(Data entries)
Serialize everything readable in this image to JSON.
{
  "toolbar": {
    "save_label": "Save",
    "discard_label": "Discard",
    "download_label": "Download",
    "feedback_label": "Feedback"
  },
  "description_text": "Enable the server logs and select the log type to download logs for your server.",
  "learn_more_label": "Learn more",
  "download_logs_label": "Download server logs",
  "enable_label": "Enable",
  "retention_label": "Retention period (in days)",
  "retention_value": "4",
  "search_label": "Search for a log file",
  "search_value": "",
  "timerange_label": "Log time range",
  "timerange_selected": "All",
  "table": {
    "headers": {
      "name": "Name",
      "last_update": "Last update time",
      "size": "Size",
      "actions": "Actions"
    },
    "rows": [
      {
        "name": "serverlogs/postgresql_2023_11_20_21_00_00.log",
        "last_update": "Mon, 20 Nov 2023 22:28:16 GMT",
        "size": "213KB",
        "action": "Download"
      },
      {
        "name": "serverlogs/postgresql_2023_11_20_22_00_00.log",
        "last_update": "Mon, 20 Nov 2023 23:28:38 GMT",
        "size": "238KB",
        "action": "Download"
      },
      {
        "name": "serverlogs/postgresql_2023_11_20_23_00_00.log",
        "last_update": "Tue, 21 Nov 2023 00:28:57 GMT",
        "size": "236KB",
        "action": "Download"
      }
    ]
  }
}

### Problem requirements
Repeat the data precisely, reproducing every entry.

### Worked answer
Serialize everything readable in this image to JSON.
{
  "toolbar": {
    "save_label": "Save",
    "discard_label": "Discard",
    "download_label": "Download",
    "feedback_label": "Feedback"
  },
  "description_text": "Enable the server logs and select the log type to download logs for your server.",
  "learn_more_label": "Learn more",
  "download_logs_label": "Download server logs",
  "enable_label": "Enable",
  "retention_label": "Retention period (in days)",
  "retention_value": "4",
  "search_label": "Search for a log file",
  "search_value": "",
  "timerange_label": "Log time range",
  "timerange_selected": "All",
  "table": {
    "headers": {
      "name": "Name",
      "last_update": "Last update time",
      "size": "Size",
      "actions": "Actions"
    },
    "rows": [
      {
        "name": "serverlogs/postgresql_2023_11_20_21_00_00.log",
        "last_update": "Mon, 20 Nov 2023 22:28:16 GMT",
        "size": "213KB",
        "action": "Download"
      },
      {
        "name": "serverlogs/postgresql_2023_11_20_22_00_00.log",
        "last_update": "Mon, 20 Nov 2023 23:28:38 GMT",
        "size": "238KB",
        "action": "Download"
      },
      {
        "name": "serverlogs/postgresql_2023_11_20_23_00_00.log",
        "last_update": "Tue, 21 Nov 2023 00:28:57 GMT",
        "size": "236KB",
        "action": "Download"
      }
    ]
  }
}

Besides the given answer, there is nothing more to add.